Look for the string "Empirical" and copy every line that has it.
### Supplied material
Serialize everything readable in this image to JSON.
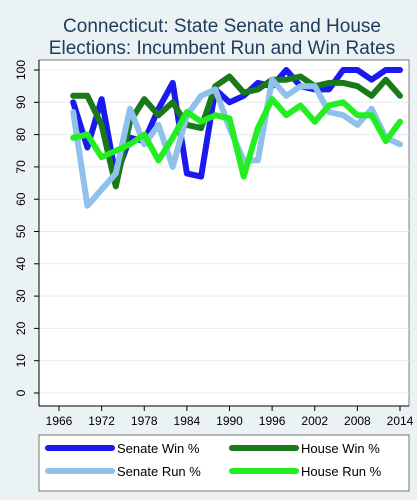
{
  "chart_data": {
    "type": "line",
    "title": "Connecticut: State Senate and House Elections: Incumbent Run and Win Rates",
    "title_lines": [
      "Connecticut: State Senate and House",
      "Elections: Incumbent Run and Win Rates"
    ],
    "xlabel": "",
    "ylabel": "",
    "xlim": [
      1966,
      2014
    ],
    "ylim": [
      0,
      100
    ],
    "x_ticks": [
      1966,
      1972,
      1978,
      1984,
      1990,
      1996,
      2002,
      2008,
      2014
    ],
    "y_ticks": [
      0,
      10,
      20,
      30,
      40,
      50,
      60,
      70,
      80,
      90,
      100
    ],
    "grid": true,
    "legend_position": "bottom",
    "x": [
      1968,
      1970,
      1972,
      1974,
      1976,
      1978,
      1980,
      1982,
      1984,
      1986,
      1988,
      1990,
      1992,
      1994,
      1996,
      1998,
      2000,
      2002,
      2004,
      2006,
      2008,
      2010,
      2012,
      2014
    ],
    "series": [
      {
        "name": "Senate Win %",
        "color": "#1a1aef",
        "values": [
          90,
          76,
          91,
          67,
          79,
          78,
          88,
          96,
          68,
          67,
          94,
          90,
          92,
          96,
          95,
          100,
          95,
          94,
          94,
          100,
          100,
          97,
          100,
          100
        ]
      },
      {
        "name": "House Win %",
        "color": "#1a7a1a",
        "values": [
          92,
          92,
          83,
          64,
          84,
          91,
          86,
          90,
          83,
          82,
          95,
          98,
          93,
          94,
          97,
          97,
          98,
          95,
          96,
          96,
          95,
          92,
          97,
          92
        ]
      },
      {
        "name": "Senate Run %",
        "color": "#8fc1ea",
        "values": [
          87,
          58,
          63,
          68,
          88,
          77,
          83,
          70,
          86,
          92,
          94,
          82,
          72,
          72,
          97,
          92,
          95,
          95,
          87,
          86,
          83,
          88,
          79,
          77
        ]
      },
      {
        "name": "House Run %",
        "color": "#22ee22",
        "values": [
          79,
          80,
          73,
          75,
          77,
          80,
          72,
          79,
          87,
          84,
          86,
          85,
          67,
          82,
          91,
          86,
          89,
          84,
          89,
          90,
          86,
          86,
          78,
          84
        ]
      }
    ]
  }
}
######
### Supplied material
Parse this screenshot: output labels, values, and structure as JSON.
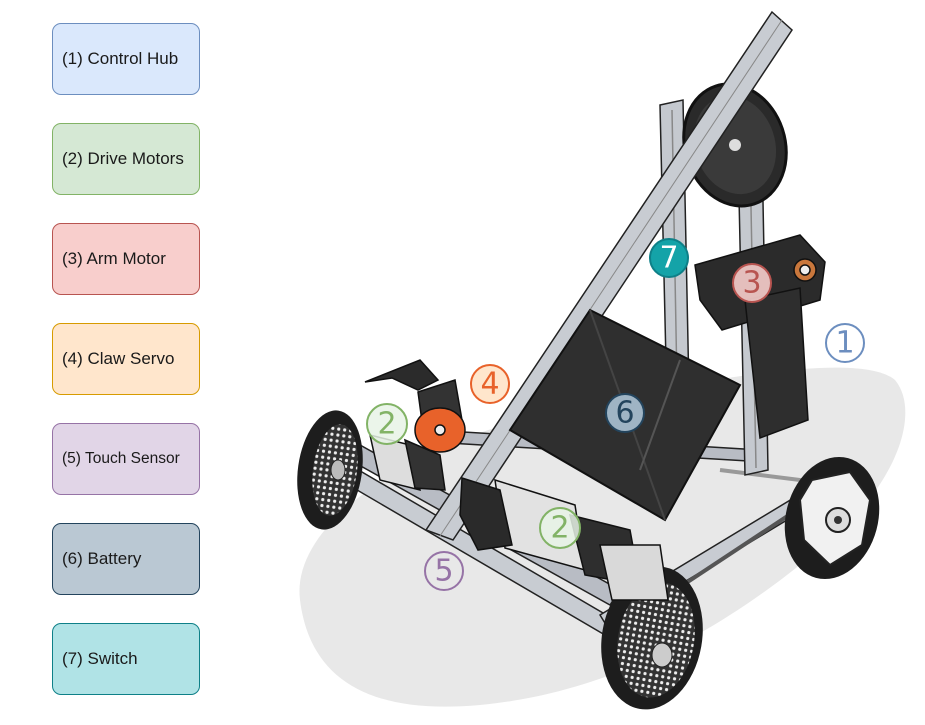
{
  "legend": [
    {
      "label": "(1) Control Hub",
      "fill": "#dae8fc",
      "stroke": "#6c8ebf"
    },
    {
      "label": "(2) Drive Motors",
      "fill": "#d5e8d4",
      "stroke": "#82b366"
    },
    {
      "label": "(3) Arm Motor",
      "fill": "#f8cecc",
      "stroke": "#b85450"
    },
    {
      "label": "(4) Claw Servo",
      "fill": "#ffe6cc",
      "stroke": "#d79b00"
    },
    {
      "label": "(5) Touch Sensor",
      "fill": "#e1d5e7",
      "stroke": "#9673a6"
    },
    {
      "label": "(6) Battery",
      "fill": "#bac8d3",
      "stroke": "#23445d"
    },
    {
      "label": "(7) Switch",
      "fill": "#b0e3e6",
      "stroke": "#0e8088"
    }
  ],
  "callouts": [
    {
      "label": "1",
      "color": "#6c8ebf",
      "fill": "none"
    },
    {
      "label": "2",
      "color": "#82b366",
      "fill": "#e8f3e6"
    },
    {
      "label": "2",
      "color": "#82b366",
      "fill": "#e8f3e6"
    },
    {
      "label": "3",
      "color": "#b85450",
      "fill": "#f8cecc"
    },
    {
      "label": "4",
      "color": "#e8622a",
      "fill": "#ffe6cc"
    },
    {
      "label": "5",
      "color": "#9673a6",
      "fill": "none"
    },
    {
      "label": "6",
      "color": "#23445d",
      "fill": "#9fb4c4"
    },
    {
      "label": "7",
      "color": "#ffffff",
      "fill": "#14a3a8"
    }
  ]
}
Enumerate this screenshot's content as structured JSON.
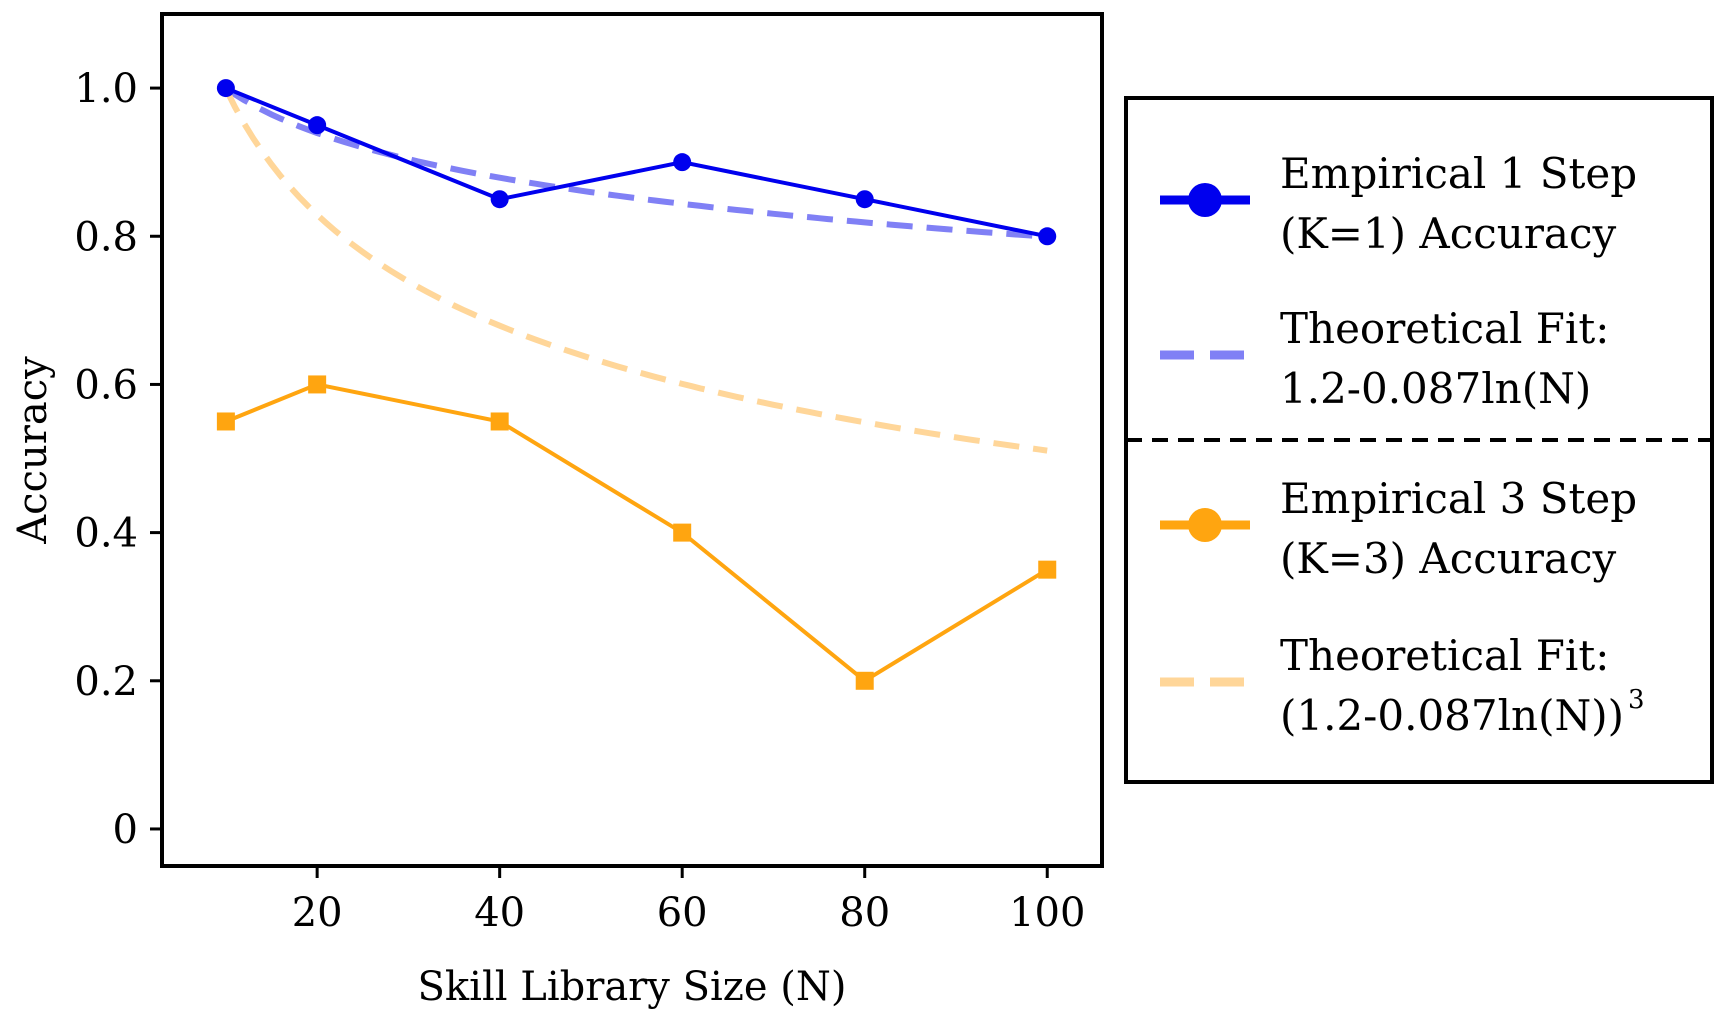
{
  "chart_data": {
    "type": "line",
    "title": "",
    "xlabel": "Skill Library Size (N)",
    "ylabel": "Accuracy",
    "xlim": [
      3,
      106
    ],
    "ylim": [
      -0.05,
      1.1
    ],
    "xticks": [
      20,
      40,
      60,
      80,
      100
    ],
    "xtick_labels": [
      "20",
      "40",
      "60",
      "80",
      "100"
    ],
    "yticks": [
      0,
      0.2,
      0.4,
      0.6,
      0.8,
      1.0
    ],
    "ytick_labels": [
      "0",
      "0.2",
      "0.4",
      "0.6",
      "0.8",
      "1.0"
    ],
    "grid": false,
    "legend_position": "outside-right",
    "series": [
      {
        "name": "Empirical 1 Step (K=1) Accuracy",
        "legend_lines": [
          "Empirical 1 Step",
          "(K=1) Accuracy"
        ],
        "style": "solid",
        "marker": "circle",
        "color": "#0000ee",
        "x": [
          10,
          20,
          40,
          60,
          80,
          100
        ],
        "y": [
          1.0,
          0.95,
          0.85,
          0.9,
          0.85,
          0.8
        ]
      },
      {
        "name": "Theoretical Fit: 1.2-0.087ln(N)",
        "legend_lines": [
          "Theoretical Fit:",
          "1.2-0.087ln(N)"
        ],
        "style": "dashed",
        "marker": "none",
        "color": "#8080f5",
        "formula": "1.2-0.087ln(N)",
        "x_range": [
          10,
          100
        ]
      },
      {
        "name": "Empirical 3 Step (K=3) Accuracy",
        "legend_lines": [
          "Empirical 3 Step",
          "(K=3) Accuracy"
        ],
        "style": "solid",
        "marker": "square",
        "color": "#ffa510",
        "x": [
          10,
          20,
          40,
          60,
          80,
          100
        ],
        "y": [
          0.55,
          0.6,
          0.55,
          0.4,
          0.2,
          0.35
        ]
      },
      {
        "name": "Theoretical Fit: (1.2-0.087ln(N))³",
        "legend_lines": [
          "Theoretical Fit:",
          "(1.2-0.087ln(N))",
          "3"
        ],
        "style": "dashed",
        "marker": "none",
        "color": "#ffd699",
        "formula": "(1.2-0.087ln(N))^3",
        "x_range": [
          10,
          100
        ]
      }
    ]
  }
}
######
### Supplied material
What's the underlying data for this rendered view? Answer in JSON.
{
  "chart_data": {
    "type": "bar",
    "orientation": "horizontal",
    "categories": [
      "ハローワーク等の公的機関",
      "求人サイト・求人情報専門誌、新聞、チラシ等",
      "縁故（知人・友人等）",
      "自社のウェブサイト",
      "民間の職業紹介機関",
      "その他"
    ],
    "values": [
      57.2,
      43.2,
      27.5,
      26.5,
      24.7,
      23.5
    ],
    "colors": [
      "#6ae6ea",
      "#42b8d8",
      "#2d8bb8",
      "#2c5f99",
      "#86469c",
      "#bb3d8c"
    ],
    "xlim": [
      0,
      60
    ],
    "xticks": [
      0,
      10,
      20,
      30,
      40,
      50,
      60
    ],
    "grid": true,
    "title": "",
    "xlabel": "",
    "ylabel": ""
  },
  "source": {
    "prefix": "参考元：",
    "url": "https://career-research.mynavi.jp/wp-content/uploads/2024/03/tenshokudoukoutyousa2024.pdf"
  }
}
######
**Result of the task:**
        "name": "Empirical 1 Step (K=1) Accuracy",
          "Empirical 1 Step",
        "name": "Empirical 3 Step (K=3) Accuracy",
          "Empirical 3 Step",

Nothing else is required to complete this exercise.